CONSEGNA: Secondo il testo sulle chiese di Arguello, dove è custodita oggi la stele di epoca romana ritrovata nella borgata "Arditau"?

ESTRATTO DELLA PAGINA:
==============================

    • La Chiesa di San Frontiniano viene fatta risalire al XII secolo, costruita dai monaci benedettini provenienti dalla abbazia di San Frontiniano presso Alba. Rimase per ben cinque secoli la Chiesa Parrocchiale di Arguello, situata non a caso in quello che era il nucleo originario del paese: l'odierna borgata "Arditau". Qui è stata ritrovata la stele di epoca Romana ora custodita nei locali del Municipio.
    • La chiesa di San Michele è raggiungibile dalla strada provinciale per Arguello, deviando sulla destra a 2 km dal paese in una strada sterrata. Molti sono i frequentatori dei prati attorno a questa chiesetta campestre, proprio perché situata in un contesto panoramico e rilassante. Anche se ora viene celebrata qui una sola Santa Messa l’anno, proprio in ringraziamento a San Michele, è sufficiente tornare ad inizio secolo scorso per constatare l’importanza che ebbe la cappella per arguellesi e non solo. Infatti nel 1912 il parroco del paese inviò al vescovo una richiesta per “ tenere… il SS. Sacramento dell’ Eucarestia nella nuova chiesa di San Michele… a cui accorsero sempre più fedeli, anche da paesi lontani, per implorare favori celesti”.

    Itinerari Naturalistici

    Tempo di percorrenza: quattro ore.
    Dislivello: 170 m (Bric S. Michele 722m – borgata Giamesi 552 m).
    Segnaletica: a “goccia” rossa.

     

    sulla provinciale n. 32 Alba – Murazzano, in località Tre Cunei, inizia la strada per Arguello. Percorrendola, dopo 300 m sulla sinistra si incontra una strada sterrata dove si può parcheggiare l’ automobile.

==============================

Record di una raccolta di dati:
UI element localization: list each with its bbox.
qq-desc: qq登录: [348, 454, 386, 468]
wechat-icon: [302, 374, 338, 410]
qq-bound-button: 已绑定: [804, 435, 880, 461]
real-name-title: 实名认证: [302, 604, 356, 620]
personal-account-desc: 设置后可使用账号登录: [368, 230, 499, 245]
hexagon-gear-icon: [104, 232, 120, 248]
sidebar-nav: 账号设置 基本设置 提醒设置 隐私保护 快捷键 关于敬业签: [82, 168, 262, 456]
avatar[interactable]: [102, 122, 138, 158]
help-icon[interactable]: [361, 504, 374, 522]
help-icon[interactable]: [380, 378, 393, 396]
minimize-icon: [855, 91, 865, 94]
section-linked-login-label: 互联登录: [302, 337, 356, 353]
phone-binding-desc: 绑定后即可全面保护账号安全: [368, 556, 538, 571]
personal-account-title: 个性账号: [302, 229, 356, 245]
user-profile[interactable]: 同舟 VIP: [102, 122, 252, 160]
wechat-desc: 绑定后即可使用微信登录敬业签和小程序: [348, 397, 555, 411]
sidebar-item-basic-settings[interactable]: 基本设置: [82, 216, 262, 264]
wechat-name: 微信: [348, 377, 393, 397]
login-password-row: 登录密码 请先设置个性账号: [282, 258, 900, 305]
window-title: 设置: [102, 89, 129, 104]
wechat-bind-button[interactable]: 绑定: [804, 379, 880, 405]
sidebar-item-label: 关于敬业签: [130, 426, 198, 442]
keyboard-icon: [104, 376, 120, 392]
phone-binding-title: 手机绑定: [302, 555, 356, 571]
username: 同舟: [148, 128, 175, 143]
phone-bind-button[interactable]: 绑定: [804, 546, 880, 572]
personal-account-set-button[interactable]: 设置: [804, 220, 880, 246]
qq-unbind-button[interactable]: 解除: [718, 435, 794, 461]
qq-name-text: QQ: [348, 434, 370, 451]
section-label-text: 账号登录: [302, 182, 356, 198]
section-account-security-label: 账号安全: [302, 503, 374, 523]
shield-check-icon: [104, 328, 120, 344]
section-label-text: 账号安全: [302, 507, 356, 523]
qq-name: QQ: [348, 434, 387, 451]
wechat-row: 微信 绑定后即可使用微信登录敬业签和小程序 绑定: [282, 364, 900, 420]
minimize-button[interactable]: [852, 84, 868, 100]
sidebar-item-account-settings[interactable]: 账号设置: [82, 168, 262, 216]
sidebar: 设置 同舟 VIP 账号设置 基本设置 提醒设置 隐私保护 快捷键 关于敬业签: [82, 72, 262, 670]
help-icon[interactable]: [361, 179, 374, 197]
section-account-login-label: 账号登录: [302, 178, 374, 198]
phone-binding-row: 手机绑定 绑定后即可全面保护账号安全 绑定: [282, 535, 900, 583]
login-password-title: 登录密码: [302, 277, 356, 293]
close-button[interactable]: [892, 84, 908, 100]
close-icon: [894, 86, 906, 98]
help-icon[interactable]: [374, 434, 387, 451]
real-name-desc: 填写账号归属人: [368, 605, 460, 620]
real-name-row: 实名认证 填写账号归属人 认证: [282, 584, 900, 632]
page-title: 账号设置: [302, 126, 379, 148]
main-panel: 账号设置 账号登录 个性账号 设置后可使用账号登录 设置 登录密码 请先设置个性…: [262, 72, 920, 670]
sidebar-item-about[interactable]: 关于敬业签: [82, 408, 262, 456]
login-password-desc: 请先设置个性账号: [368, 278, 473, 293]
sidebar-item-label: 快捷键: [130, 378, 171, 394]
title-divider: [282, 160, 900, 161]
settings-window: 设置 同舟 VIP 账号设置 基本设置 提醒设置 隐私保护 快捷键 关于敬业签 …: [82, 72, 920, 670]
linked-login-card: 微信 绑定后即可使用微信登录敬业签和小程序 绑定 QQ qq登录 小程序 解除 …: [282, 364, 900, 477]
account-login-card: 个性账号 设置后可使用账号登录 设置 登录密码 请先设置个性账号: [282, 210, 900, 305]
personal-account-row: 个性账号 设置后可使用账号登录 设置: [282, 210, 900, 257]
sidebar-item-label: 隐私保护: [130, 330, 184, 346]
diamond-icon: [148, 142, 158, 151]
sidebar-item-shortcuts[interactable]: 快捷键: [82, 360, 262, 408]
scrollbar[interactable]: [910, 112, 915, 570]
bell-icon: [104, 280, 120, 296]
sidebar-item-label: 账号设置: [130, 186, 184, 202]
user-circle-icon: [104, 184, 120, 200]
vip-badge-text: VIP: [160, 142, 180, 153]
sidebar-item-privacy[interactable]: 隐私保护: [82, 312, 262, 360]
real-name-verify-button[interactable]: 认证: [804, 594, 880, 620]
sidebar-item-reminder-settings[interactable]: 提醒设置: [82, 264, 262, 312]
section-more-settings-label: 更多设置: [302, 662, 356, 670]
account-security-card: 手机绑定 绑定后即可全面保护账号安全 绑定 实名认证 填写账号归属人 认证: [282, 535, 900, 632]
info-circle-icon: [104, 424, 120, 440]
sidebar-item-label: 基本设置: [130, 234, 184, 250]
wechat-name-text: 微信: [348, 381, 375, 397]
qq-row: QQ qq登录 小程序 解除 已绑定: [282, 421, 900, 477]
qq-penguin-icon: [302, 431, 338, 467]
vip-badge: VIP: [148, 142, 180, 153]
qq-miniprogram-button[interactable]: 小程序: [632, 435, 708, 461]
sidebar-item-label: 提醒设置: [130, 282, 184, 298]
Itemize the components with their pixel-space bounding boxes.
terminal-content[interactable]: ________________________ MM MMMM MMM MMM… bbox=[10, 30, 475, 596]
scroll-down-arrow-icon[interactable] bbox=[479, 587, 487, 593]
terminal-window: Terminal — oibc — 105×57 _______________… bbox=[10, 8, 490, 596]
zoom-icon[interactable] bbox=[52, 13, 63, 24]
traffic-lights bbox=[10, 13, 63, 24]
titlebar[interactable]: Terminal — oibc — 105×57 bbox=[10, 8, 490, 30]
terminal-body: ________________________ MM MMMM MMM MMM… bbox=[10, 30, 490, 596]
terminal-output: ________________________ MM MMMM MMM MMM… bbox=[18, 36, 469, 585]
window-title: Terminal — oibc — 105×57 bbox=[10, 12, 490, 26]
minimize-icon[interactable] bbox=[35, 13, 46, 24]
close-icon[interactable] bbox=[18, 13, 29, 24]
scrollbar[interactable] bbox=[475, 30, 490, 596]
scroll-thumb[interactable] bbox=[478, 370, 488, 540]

==============================

RISPOSTA: Nei locali del Municipio.